• Exercise requirements:
A. From the St. Petersburg two envelope section, return the passage that opens with the words containing "9.3: St. Petersburg" and closes with "Vol.62, 155-157, (2002)).".
B. In the St. Petersburg two envelope section, restate the paragraph beginning "You choose randomly (by a fair coin toss)" more briefly, keeping its main facts.
C. Continue the St. Petersburg two envelope section from the point where it stops.

9.3: St. Petersburg two envelope problem

This section is extracted from the following:

 $(\sharp):$ S. Ishikawa; The two envelopes paradox in non-Bayesian and Bayesian statistics $\quad$ ( arXiv:1408.4916v4 [stat.OT] 2014 )

Now, we will review the St. Petersburg two envelope problem (cf. D.J. Chalmers, "The St. Petersburg Two-Envelope Paradox," Analysis, Vol.62, 155-157, (2002)).

Problem 9.8 [The St. Petersburg two envelope problem] The host presents you with a choice between two envelopes (i.e., Envelope A and Envelope B). You are told that each of them contains an amount determined by the following procedure, performed separately for each envelope:
 $(\sharp):$ a coin was flipped until it came up heads, and if it came up heads on the $k$-th trial, $2^k$ is put into the envelope. This procedure is performed separately for each envelope.
You choose randomly (by a fair coin toss) one envelope. For example, assume that the envelope is Envelope A. And therefore, the host get Envelope $B$. You find $2^m$ dollars in the envelope $A$. Now you are offered the options of keeping A (=your envelope) or switching to B (= host's envelope ). What should you do?

You reason that, before opening the envelopes A and B, the expected values $E(x)$ and $E(y)$ in A and B is infinite respectively. That is because \begin{align} 1 \times \frac{1}{2}+ 2 \times \frac{1}{2^2}+ 2^2 \times \frac{1}{2^3}+ \cdots =\infty \end{align} For any $2^m$, if you knew that A contained $x=2^m$ dollars, then the expected value $E(y)$ in B would still be infinite. Therefore, you should switch to B. But this seems clearly wrong, as your information about A and B is symmetrical. This is the famous St. Petersburg two-envelope paradox (i.e., "The Other Person's Envelope is Always Greener" ).

(P2): St. Petersburg two envelope problem: classical mixed measurement

Define the state space $\Omega$ such that $\Omega=\{\omega= 2^k \; |\; k=1,2, \cdots \}$, with the discrete metric and the counting measure $\nu$. And define the exact observable ${\mathsf O}=(X, {\mathcal F}, F )$ in $L^\infty(\Omega, \nu )$ such that

\begin{align*} & X= \Omega, \quad {\mathcal F}=2^X \equiv \{ \Xi \;|\; \Xi \subseteq X \} \\ & [F(\Xi)](\omega) = \chi_{{}_\Xi} (\omega ) \equiv \begin{cases} 1 \quad & ( \omega \in \Xi ) \\ 0 \quad & (\omega \notin \Xi ) \end{cases} \qquad (\forall \Xi \in {\mathcal F}, \forall \omega \in \Omega ) \end{align*}

Define the mixed state $w$ ($\in L^1_{+1}(\Omega, \nu )$, i.e., the probability density function on $\Omega$) such that

\begin{align*} w_0(\omega) = 2^{-k} \quad (\forall \omega = {2^k} \in \Omega ). \end{align*}

Consider the mixed measurement ${\mathsf M}_{L^\infty (\Omega, \nu )} ({\mathsf O}=(X, {\mathcal F}, F ), {\overline S}_{[\ast]}(w_0) )$. Axiom${}^{{\rm (m)}}$ 1(C$_1$) says that

 $(A):$ the probability that a measured value $2^k$ is obtained by ${\mathsf M}_{L^\infty (\Omega )} ({\mathsf O}=(X, {\mathcal F}, F ),$ ${\overline S}_{[\ast]}(w_0))$ is given by $2^{-k}$.

(Bounding box annotations)
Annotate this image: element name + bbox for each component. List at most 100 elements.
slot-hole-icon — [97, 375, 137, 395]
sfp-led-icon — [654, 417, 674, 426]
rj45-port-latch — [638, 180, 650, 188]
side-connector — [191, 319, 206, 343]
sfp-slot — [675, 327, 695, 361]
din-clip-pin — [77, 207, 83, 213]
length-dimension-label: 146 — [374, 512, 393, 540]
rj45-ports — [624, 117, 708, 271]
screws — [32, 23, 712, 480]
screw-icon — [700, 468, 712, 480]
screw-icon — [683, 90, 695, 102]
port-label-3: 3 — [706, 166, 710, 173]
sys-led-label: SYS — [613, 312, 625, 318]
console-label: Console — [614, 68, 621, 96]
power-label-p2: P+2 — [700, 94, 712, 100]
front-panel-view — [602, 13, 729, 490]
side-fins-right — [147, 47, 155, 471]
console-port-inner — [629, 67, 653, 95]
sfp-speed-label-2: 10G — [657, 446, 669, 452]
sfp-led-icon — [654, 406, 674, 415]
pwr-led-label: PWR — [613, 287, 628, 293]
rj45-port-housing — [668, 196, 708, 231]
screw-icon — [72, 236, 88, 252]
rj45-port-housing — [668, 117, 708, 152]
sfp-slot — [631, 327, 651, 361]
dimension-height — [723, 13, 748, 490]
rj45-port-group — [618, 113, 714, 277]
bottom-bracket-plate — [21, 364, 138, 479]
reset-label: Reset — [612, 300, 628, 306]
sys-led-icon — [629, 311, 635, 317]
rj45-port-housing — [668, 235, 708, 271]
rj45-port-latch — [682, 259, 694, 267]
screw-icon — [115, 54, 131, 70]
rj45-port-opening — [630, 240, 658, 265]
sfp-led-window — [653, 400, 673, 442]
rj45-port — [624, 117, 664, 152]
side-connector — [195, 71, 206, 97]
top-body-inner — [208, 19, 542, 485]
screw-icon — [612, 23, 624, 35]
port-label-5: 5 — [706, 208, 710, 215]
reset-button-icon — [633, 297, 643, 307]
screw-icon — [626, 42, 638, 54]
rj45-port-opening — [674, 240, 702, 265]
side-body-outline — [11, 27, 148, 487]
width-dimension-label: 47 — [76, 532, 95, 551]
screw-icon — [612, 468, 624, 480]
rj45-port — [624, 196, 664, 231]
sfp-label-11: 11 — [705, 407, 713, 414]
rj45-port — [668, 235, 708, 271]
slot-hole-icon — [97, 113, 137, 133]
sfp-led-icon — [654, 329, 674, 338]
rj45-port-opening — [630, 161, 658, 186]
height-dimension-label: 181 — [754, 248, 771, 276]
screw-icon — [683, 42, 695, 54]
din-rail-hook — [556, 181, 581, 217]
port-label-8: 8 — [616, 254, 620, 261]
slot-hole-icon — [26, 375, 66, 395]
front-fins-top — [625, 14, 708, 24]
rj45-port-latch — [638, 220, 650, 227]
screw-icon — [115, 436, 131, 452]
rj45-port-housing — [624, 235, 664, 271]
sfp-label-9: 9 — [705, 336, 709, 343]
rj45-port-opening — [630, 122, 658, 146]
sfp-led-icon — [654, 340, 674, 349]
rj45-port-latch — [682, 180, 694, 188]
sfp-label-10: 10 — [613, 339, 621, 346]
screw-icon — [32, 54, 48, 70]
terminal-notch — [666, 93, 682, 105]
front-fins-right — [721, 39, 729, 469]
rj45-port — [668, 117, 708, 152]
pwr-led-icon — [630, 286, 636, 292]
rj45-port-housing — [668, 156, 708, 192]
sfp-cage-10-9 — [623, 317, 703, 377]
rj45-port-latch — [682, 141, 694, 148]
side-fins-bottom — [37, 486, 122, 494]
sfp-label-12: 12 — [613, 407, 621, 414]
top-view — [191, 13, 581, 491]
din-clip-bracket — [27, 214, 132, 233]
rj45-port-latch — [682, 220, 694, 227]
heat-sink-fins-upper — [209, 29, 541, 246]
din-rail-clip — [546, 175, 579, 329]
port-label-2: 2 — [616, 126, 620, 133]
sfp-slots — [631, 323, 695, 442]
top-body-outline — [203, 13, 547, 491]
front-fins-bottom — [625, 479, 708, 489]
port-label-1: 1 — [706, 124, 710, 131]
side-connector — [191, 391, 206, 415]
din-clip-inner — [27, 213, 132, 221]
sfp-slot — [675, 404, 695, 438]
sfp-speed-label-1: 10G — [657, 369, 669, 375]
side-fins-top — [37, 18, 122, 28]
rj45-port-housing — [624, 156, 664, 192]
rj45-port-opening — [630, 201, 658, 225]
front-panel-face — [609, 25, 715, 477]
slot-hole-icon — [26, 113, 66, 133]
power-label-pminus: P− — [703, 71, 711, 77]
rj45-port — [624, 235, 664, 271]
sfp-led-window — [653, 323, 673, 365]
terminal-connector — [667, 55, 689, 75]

• Results of the tasks:
A.
9.3: St. Petersburg two envelope problem

This section is extracted from the following:

 $(\sharp):$ S. Ishikawa; The two envelopes paradox in non-Bayesian and Bayesian statistics $\quad$ ( arXiv:1408.4916v4 [stat.OT] 2014 )

Now, we will review the St. Petersburg two envelope problem (cf. D.J. Chalmers, "The St. Petersburg Two-Envelope Paradox," Analysis, Vol.62, 155-157, (2002)).

B. You pick one envelope by a fair coin toss, say Envelope A, and the host gets Envelope B. Envelope A holds $2^m$ dollars. You may keep A or switch to B. Which should you choose?

C.
Therefore, the expectation of the measured value is calculated as follows. \begin{align*} E= \sum_{k=1}^\infty 2^k \cdot 2^{-k}= \infty \end{align*}

Note that you knew that A contained $x=2^m$ dollars (and thus, $E =\infty > 2^m$). There is a reason to consider that the switching to $B$ is an advantage.

Remark 9.9 After you get a measured value $2^m$ from the envelope $A$, you can guess (also see Bayes theorem later) that the probability density function $w_0$ changes to the new $w_1$ such that $w_1 ( 2^m) = 1, w_1 ( 2^k) = 0 ( k \not= m )$. Thus, now your information about $A:w_1$ and $B:w_0$ is not symmetrical (under Bayesian statistics (cf. $\S$9.4)). Hence, in this case, it is true: "The Other Person's envelope is Always Greener".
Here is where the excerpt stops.